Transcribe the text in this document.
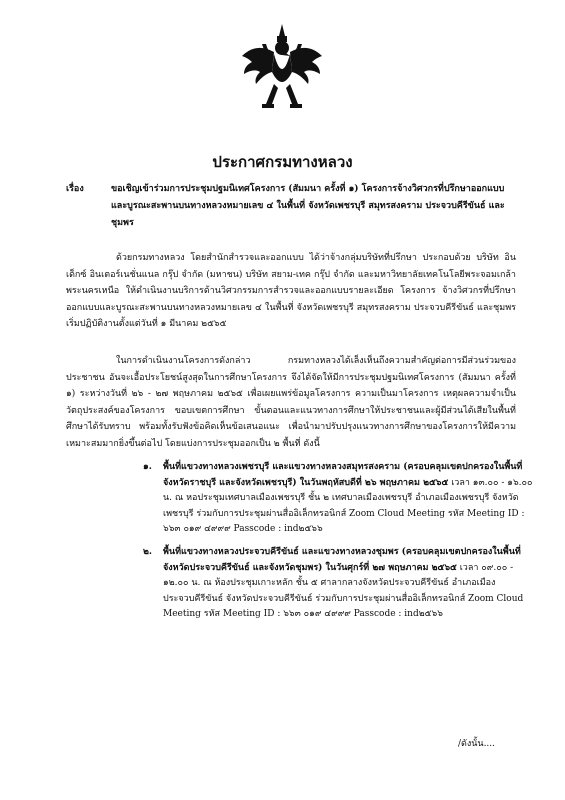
ประกาศกรมทางหลวง
เรื่อง	ขอเชิญเข้าร่วมการประชุมปฐมนิเทศโครงการ (สัมมนา ครั้งที่ ๑) โครงการจ้างวิศวกรที่ปรึกษาออกแบบและบูรณะสะพานบนทางหลวงหมายเลข ๔ ในพื้นที่ จังหวัดเพชรบุรี สมุทรสงคราม ประจวบคีรีขันธ์ และชุมพร

ด้วยกรมทางหลวง โดยสำนักสำรวจและออกแบบ ได้ว่าจ้างกลุ่มบริษัทที่ปรึกษา ประกอบด้วย บริษัท อินเด็กซ์ อินเตอร์เนชั่นแนล กรุ๊ป จำกัด (มหาชน) บริษัท สยาม-เทค กรุ๊ป จำกัด และมหาวิทยาลัยเทคโนโลยีพระจอมเกล้าพระนครเหนือ ให้ดำเนินงานบริการด้านวิศวกรรมการสำรวจและออกแบบรายละเอียด โครงการ จ้างวิศวกรที่ปรึกษาออกแบบและบูรณะสะพานบนทางหลวงหมายเลข ๔ ในพื้นที่ จังหวัดเพชรบุรี สมุทรสงคราม ประจวบคีรีขันธ์ และชุมพร เริ่มปฏิบัติงานตั้งแต่วันที่ ๑ มีนาคม ๒๕๖๕

ในการดำเนินงานโครงการดังกล่าว กรมทางหลวงได้เล็งเห็นถึงความสำคัญต่อการมีส่วนร่วมของประชาชน อันจะเอื้อประโยชน์สูงสุดในการศึกษาโครงการ จึงได้จัดให้มีการประชุมปฐมนิเทศโครงการ (สัมมนา ครั้งที่ ๑) ระหว่างวันที่ ๒๖ - ๒๗ พฤษภาคม ๒๕๖๕ เพื่อเผยแพร่ข้อมูลโครงการ ความเป็นมาโครงการ เหตุผลความจำเป็น วัตถุประสงค์ของโครงการ ขอบเขตการศึกษา ขั้นตอนและแนวทางการศึกษาให้ประชาชนและผู้มีส่วนได้เสียในพื้นที่ศึกษาได้รับทราบ พร้อมทั้งรับฟังข้อคิดเห็นข้อเสนอแนะ เพื่อนำมาปรับปรุงแนวทางการศึกษาของโครงการให้มีความเหมาะสมมากยิ่งขึ้นต่อไป โดยแบ่งการประชุมออกเป็น ๒ พื้นที่ ดังนี้

๑. พื้นที่แขวงทางหลวงเพชรบุรี และแขวงทางหลวงสมุทรสงคราม (ครอบคลุมเขตปกครองในพื้นที่จังหวัดราชบุรี และจังหวัดเพชรบุรี) ในวันพฤหัสบดีที่ ๒๖ พฤษภาคม ๒๕๖๕ เวลา ๑๓.๐๐ - ๑๖.๐๐ น. ณ หอประชุมเทศบาลเมืองเพชรบุรี ชั้น ๒ เทศบาลเมืองเพชรบุรี อำเภอเมืองเพชรบุรี จังหวัดเพชรบุรี ร่วมกับการประชุมผ่านสื่ออิเล็กทรอนิกส์ Zoom Cloud Meeting รหัส Meeting ID : ๖๖๓ ๐๑๙ ๔๙๙๙ Passcode : ind๒๕๖๖
๒. พื้นที่แขวงทางหลวงประจวบคีรีขันธ์ และแขวงทางหลวงชุมพร (ครอบคลุมเขตปกครองในพื้นที่จังหวัดประจวบคีรีขันธ์ และจังหวัดชุมพร) ในวันศุกร์ที่ ๒๗ พฤษภาคม ๒๕๖๕ เวลา ๐๙.๐๐ - ๑๒.๐๐ น. ณ ห้องประชุมเกาะหลัก ชั้น ๕ ศาลากลางจังหวัดประจวบคีรีขันธ์ อำเภอเมืองประจวบคีรีขันธ์ จังหวัดประจวบคีรีขันธ์ ร่วมกับการประชุมผ่านสื่ออิเล็กทรอนิกส์ Zoom Cloud Meeting รหัส Meeting ID : ๖๖๓ ๐๑๙ ๔๙๙๙ Passcode : ind๒๕๖๖
/ดังนั้น....
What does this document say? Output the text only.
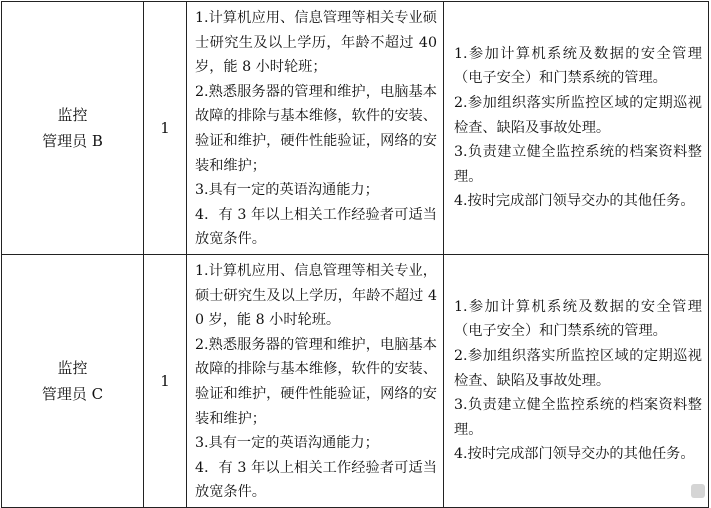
监控
管理员 B	1	1.计算机应用、信息管理等相关专业硕士研究生及以上学历，年龄不超过 40 岁，能 8 小时轮班；
2.熟悉服务器的管理和维护，电脑基本故障的排除与基本维修，软件的安装、验证和维护，硬件性能验证，网络的安装和维护；
3.具有一定的英语沟通能力；
4．有 3 年以上相关工作经验者可适当放宽条件。	1.参加计算机系统及数据的安全管理（电子安全）和门禁系统的管理。
2.参加组织落实所监控区域的定期巡视检查、缺陷及事故处理。
3.负责建立健全监控系统的档案资料整理。
4.按时完成部门领导交办的其他任务。

监控
管理员 C	1	1.计算机应用、信息管理等相关专业，硕士研究生及以上学历，年龄不超过 40 岁，能 8 小时轮班。
2.熟悉服务器的管理和维护，电脑基本故障的排除与基本维修，软件的安装、验证和维护，硬件性能验证，网络的安装和维护；
3.具有一定的英语沟通能力；
4．有 3 年以上相关工作经验者可适当放宽条件。	1.参加计算机系统及数据的安全管理（电子安全）和门禁系统的管理。
2.参加组织落实所监控区域的定期巡视检查、缺陷及事故处理。
3.负责建立健全监控系统的档案资料整理。
4.按时完成部门领导交办的其他任务。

^^^^

### Aim of the task:
Reproduce the whole listing exactly, but not the images in it.

### Answer for the task:
Transcribe the text in this document.
ประกาศกรมทางหลวง
เรื่อง	ขอเชิญเข้าร่วมการประชุมปฐมนิเทศโครงการ (สัมมนา ครั้งที่ ๑) โครงการจ้างวิศวกรที่ปรึกษาออกแบบและบูรณะสะพานบนทางหลวงหมายเลข ๔ ในพื้นที่ จังหวัดเพชรบุรี สมุทรสงคราม ประจวบคีรีขันธ์ และชุมพร

ด้วยกรมทางหลวง โดยสำนักสำรวจและออกแบบ ได้ว่าจ้างกลุ่มบริษัทที่ปรึกษา ประกอบด้วย บริษัท อินเด็กซ์ อินเตอร์เนชั่นแนล กรุ๊ป จำกัด (มหาชน) บริษัท สยาม-เทค กรุ๊ป จำกัด และมหาวิทยาลัยเทคโนโลยีพระจอมเกล้าพระนครเหนือ ให้ดำเนินงานบริการด้านวิศวกรรมการสำรวจและออกแบบรายละเอียด โครงการ จ้างวิศวกรที่ปรึกษาออกแบบและบูรณะสะพานบนทางหลวงหมายเลข ๔ ในพื้นที่ จังหวัดเพชรบุรี สมุทรสงคราม ประจวบคีรีขันธ์ และชุมพร เริ่มปฏิบัติงานตั้งแต่วันที่ ๑ มีนาคม ๒๕๖๕

ในการดำเนินงานโครงการดังกล่าว กรมทางหลวงได้เล็งเห็นถึงความสำคัญต่อการมีส่วนร่วมของประชาชน อันจะเอื้อประโยชน์สูงสุดในการศึกษาโครงการ จึงได้จัดให้มีการประชุมปฐมนิเทศโครงการ (สัมมนา ครั้งที่ ๑) ระหว่างวันที่ ๒๖ - ๒๗ พฤษภาคม ๒๕๖๕ เพื่อเผยแพร่ข้อมูลโครงการ ความเป็นมาโครงการ เหตุผลความจำเป็น วัตถุประสงค์ของโครงการ ขอบเขตการศึกษา ขั้นตอนและแนวทางการศึกษาให้ประชาชนและผู้มีส่วนได้เสียในพื้นที่ศึกษาได้รับทราบ พร้อมทั้งรับฟังข้อคิดเห็นข้อเสนอแนะ เพื่อนำมาปรับปรุงแนวทางการศึกษาของโครงการให้มีความเหมาะสมมากยิ่งขึ้นต่อไป โดยแบ่งการประชุมออกเป็น ๒ พื้นที่ ดังนี้

๑. พื้นที่แขวงทางหลวงเพชรบุรี และแขวงทางหลวงสมุทรสงคราม (ครอบคลุมเขตปกครองในพื้นที่จังหวัดราชบุรี และจังหวัดเพชรบุรี) ในวันพฤหัสบดีที่ ๒๖ พฤษภาคม ๒๕๖๕ เวลา ๑๓.๐๐ - ๑๖.๐๐ น. ณ หอประชุมเทศบาลเมืองเพชรบุรี ชั้น ๒ เทศบาลเมืองเพชรบุรี อำเภอเมืองเพชรบุรี จังหวัดเพชรบุรี ร่วมกับการประชุมผ่านสื่ออิเล็กทรอนิกส์ Zoom Cloud Meeting รหัส Meeting ID : ๖๖๓ ๐๑๙ ๔๙๙๙ Passcode : ind๒๕๖๖
๒. พื้นที่แขวงทางหลวงประจวบคีรีขันธ์ และแขวงทางหลวงชุมพร (ครอบคลุมเขตปกครองในพื้นที่จังหวัดประจวบคีรีขันธ์ และจังหวัดชุมพร) ในวันศุกร์ที่ ๒๗ พฤษภาคม ๒๕๖๕ เวลา ๐๙.๐๐ - ๑๒.๐๐ น. ณ ห้องประชุมเกาะหลัก ชั้น ๕ ศาลากลางจังหวัดประจวบคีรีขันธ์ อำเภอเมืองประจวบคีรีขันธ์ จังหวัดประจวบคีรีขันธ์ ร่วมกับการประชุมผ่านสื่ออิเล็กทรอนิกส์ Zoom Cloud Meeting รหัส Meeting ID : ๖๖๓ ๐๑๙ ๔๙๙๙ Passcode : ind๒๕๖๖
/ดังนั้น....
What does this document say? Output the text only.
监控
管理员 B	1	1.计算机应用、信息管理等相关专业硕士研究生及以上学历，年龄不超过 40 岁，能 8 小时轮班；
2.熟悉服务器的管理和维护，电脑基本故障的排除与基本维修，软件的安装、验证和维护，硬件性能验证，网络的安装和维护；
3.具有一定的英语沟通能力；
4．有 3 年以上相关工作经验者可适当放宽条件。	1.参加计算机系统及数据的安全管理（电子安全）和门禁系统的管理。
2.参加组织落实所监控区域的定期巡视检查、缺陷及事故处理。
3.负责建立健全监控系统的档案资料整理。
4.按时完成部门领导交办的其他任务。

监控
管理员 C	1	1.计算机应用、信息管理等相关专业，硕士研究生及以上学历，年龄不超过 40 岁，能 8 小时轮班。
2.熟悉服务器的管理和维护，电脑基本故障的排除与基本维修，软件的安装、验证和维护，硬件性能验证，网络的安装和维护；
3.具有一定的英语沟通能力；
4．有 3 年以上相关工作经验者可适当放宽条件。	1.参加计算机系统及数据的安全管理（电子安全）和门禁系统的管理。
2.参加组织落实所监控区域的定期巡视检查、缺陷及事故处理。
3.负责建立健全监控系统的档案资料整理。
4.按时完成部门领导交办的其他任务。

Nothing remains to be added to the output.